## Supplied passage
Discussion List Archives

[Date Prev][Date Next][Thread Prev][Thread Next][Date Index][Thread Index]

Re: [ddlm-group] options/text vs binary/end-of-line. .. .. .. .... .. .. .. .. .. .



On Monday, June 28, 2010 6:00 PM, SIMON WESTRIP wrote:

>John suggests "the goal of CIF being compatible with general-purpose text tools"
>
>This is possibly the crux of the matter.

It is right at the heart of the matter, I agree, and it comes with an historical impetus.  As I composed these comments, I distilled what I think are the essences of the two main positions into two short statements that capture, for me, the alternatives before us.  Please forgive the somewhat didactic discussion leading up to these, and skip straight to the *** if you wish to ignore my long-windedness altogether.

>Unless a general-purpose text tool is capable of the determining text encoding system, it ain't going to be much use
>for a CIF that was encoded on a different system and uses non-ASCII chars?

Forgive me if I am reading too much into the question, but I think it highlights a central difference of understanding: some parties to this discussion seem to hold that text vs. binary is an inherent characteristic of a file, but I maintain that a stream of bytes divorced from any explicit or implicit metadata about its encoding is binary, not text.  This complication of electronic text handling is not new, but it has assumed much more prominence as internationalization issues have gained importance.

## Tasks to carry out
**a.** Reproduce the records word for word, from their first line up to and including the line that contains "svg-text:16: 16 <box>0 12 9 21</box>".
**b.** Take the mailing-list post on text versus binary files in CIF further, picking up after its last sentence.

## Supplied records
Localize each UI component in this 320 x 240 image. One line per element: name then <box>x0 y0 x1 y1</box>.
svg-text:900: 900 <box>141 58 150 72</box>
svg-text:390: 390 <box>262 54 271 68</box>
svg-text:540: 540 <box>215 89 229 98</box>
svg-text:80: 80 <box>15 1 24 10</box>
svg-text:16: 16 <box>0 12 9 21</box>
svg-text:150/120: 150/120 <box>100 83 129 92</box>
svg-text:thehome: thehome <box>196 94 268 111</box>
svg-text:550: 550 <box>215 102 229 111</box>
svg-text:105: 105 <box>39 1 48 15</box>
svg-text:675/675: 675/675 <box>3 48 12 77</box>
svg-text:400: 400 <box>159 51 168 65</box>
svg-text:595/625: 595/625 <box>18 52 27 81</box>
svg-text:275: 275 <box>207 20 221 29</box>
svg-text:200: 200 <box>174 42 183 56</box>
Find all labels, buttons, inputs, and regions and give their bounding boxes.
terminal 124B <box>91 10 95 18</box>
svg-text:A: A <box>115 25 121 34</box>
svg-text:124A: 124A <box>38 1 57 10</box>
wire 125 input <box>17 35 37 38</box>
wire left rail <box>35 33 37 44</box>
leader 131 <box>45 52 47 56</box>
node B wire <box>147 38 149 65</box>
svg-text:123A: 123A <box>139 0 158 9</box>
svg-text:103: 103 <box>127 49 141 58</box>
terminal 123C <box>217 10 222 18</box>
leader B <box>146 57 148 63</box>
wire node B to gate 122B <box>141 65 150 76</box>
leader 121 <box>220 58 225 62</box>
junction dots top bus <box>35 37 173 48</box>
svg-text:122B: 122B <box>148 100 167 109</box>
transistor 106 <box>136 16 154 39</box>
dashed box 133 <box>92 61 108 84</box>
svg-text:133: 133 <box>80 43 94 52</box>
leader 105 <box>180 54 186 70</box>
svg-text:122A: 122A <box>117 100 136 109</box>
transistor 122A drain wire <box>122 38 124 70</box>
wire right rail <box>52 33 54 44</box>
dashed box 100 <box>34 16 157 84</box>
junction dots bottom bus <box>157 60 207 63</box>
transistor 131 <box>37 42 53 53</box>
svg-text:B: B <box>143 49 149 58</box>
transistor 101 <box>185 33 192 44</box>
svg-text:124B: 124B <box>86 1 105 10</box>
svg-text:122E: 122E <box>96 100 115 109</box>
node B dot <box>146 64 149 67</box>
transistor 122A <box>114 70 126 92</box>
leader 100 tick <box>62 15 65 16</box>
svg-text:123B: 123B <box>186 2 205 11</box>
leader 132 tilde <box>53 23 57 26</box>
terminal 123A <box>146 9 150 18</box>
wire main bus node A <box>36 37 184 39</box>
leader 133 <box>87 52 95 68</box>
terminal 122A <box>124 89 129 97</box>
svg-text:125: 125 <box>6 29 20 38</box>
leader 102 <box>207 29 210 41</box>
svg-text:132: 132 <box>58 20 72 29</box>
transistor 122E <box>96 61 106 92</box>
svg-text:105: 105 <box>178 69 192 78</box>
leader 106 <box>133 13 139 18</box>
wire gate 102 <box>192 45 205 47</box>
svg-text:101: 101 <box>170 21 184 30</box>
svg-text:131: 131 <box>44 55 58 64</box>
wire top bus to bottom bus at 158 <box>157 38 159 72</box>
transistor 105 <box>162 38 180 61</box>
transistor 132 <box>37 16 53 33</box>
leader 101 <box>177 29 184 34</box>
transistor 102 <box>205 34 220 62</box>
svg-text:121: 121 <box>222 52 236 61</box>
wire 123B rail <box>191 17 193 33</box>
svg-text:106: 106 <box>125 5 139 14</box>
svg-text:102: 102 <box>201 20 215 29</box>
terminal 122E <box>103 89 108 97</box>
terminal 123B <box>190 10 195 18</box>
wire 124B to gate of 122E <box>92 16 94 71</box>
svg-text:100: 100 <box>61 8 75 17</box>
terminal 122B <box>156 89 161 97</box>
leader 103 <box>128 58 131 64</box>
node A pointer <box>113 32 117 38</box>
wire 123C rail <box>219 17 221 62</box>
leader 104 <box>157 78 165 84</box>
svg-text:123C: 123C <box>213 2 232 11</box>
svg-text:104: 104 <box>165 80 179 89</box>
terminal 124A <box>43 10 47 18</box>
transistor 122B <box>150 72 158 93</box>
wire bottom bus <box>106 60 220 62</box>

## Task-by-task outputs
**a.**
Localize each UI component in this 320 x 240 image. One line per element: name then <box>x0 y0 x1 y1</box>.
svg-text:900: 900 <box>141 58 150 72</box>
svg-text:390: 390 <box>262 54 271 68</box>
svg-text:540: 540 <box>215 89 229 98</box>
svg-text:80: 80 <box>15 1 24 10</box>
svg-text:16: 16 <box>0 12 9 21</box>

**b.**
Implicit encoding metadata commonly takes the form of the text in question being encoded according to the default scheme for the system or tool.  It could, in one sense, also take the form of a requirement in the format specification, but that is meaningful only for tools specific to the format, which rather moots the text vs. binary question.  It could also take the form of local policy, such as "all CIFs in this archive are encoded in CESU-8," which would be useful to tools configured for the relevant environment (e.g. a web server).

Explicit metadata can be carried by the file itself or conveyed out-of-band.  XML's encoding attribute is an example of the former, and HTTP's content-type header is an example of the latter.  These are useful only to certain tools, specific to a particular format, environment, or exchange mechanism.

One of the upshots of all this is that transcoding must in general be a routine aspect of text file exchange, as that can make explicit encoding metadata implicit.  As Simon has shown, transcoding not automatic in many contexts, so it may require extra work on the receiving end.  To the extent that there is a current assumption and practice of CIFs being stored and forwarded byte-for-byte as received (i.e. without transcoding or explicit metadata), CIF is already being treated as a binary format.  In a sense, perhaps, it is being treated simultaneously as several distinct binary formats.


***

>By extending the character set beyond ASCII, we have to accept that not all general-purpose text tools are going to
>be applicable as CIF editors/viewers.

That's a valid perspective, but I would sharpen it: as part of extending the character set beyond ASCII, we abandon the premise that CIF is a text format, though under some circumstances it may still be possible to manipulate CIFs with tools designed for text.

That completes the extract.